▶ THE EXERCISE: Copy each line of the entries that contains the word "существования".

▶ INFORMATION PROVIDED:
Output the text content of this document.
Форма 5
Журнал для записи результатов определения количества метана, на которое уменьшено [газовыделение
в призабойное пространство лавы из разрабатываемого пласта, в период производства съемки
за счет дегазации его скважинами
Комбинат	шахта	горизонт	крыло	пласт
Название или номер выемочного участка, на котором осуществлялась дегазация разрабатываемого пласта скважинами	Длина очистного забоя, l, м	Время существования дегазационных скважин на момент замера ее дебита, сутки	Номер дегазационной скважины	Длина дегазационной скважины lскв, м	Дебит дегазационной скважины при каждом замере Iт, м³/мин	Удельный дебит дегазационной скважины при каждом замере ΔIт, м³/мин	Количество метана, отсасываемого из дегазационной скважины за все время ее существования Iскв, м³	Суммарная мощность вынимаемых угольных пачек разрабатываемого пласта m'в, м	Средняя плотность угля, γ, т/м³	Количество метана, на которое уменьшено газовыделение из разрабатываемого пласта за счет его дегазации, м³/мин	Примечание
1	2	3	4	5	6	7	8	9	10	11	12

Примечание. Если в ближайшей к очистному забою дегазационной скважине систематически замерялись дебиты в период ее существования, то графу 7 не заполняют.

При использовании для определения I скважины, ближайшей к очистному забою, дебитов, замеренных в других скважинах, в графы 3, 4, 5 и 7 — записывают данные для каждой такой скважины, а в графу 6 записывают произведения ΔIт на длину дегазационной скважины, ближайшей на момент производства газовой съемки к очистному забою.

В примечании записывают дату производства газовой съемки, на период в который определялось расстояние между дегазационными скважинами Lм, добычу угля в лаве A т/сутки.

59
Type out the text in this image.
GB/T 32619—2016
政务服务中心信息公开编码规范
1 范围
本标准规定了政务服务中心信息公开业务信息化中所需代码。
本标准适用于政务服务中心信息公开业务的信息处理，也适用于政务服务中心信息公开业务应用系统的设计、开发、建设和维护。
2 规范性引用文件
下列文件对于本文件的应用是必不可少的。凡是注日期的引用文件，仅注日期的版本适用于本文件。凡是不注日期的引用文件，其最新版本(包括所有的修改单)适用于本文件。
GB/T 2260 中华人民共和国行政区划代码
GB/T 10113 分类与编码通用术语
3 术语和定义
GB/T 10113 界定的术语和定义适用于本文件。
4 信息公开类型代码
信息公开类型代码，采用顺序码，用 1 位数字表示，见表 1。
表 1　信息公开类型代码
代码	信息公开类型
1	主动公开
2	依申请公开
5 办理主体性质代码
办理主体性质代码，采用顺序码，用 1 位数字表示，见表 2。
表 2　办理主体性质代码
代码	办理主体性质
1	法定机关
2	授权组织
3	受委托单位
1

▶ RIGHT ANSWER:
Название или номер выемочного участка, на котором осуществлялась дегазация разрабатываемого пласта скважинами	Длина очистного забоя, l, м	Время существования дегазационных скважин на момент замера ее дебита, сутки	Номер дегазационной скважины	Длина дегазационной скважины lскв, м	Дебит дегазационной скважины при каждом замере Iт, м³/мин	Удельный дебит дегазационной скважины при каждом замере ΔIт, м³/мин	Количество метана, отсасываемого из дегазационной скважины за все время ее существования Iскв, м³	Суммарная мощность вынимаемых угольных пачек разрабатываемого пласта m'в, м	Средняя плотность угля, γ, т/м³	Количество метана, на которое уменьшено газовыделение из разрабатываемого пласта за счет его дегазации, м³/мин	Примечание
Примечание. Если в ближайшей к очистному забою дегазационной скважине систематически замерялись дебиты в период ее существования, то графу 7 не заполняют.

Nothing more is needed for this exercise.